■ About this task: Scan the entries that follow and copy out every line containing "nucleotide".
---------- Given data ----------
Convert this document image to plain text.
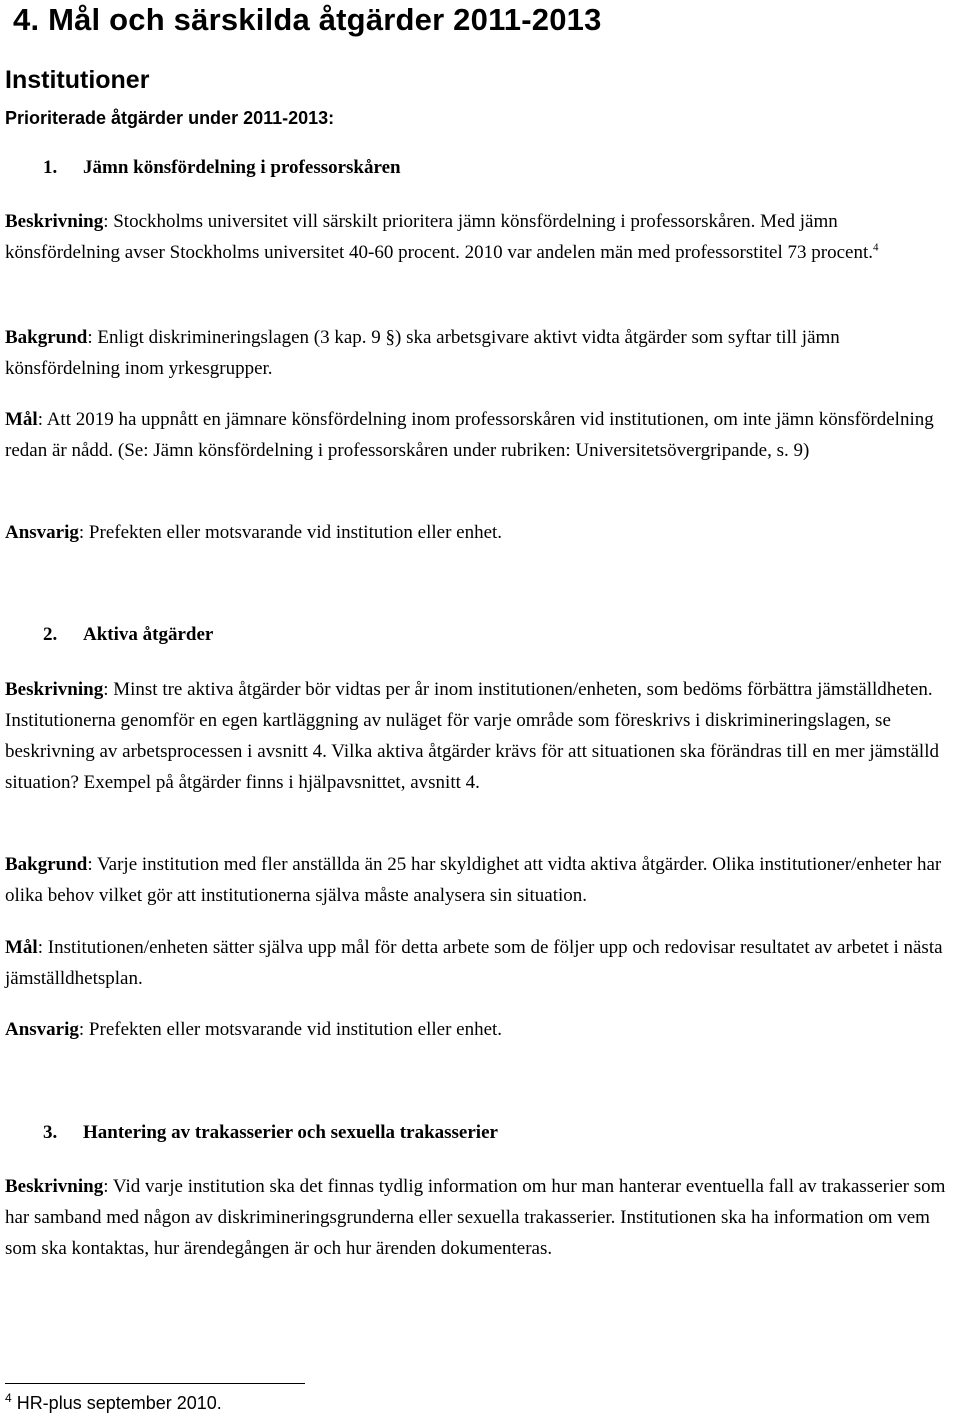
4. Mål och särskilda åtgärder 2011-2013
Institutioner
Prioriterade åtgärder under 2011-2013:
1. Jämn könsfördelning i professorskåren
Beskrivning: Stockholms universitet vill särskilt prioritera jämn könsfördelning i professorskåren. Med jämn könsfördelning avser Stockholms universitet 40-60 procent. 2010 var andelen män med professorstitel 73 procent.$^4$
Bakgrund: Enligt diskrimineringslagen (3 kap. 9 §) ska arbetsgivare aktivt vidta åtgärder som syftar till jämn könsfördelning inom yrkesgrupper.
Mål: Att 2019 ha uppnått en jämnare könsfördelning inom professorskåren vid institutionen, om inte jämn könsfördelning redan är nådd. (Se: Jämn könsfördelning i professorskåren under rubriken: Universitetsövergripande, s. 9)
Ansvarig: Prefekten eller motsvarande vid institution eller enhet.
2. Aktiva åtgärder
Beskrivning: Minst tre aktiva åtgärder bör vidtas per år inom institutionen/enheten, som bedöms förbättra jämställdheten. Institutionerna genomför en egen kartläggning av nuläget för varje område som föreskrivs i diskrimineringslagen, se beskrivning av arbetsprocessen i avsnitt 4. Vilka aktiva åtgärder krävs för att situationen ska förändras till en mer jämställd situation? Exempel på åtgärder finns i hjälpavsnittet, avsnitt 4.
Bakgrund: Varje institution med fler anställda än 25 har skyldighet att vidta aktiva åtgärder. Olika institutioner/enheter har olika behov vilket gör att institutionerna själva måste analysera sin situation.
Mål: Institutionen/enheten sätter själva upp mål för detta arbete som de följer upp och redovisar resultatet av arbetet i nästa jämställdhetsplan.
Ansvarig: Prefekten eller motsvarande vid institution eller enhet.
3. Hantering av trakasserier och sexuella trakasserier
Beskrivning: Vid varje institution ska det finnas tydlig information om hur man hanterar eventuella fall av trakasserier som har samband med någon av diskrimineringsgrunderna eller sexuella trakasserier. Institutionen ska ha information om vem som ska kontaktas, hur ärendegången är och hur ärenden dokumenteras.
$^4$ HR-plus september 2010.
----------
---------- Given data ----------
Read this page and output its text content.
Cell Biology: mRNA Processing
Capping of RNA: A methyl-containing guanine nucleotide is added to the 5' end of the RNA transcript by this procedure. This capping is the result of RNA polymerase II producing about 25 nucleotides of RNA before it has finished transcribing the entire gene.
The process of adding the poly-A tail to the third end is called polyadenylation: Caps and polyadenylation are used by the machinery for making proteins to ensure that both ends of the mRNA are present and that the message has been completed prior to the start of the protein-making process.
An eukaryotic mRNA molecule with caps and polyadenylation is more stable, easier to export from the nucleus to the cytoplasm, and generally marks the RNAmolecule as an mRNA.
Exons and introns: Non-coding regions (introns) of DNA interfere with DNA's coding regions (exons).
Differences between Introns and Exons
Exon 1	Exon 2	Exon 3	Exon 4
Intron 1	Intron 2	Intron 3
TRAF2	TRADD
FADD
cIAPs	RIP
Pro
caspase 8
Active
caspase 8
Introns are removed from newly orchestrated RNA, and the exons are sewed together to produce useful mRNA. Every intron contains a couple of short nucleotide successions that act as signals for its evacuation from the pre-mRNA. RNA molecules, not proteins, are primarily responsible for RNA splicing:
----------
■ Result:
Capping of RNA: A methyl-containing guanine nucleotide is added to the 5' end of the RNA transcript by this procedure. This capping is the result of RNA polymerase II producing about 25 nucleotides of RNA before it has finished transcribing the entire gene.
Introns are removed from newly orchestrated RNA, and the exons are sewed together to produce useful mRNA. Every intron contains a couple of short nucleotide successions that act as signals for its evacuation from the pre-mRNA. RNA molecules, not proteins, are primarily responsible for RNA splicing:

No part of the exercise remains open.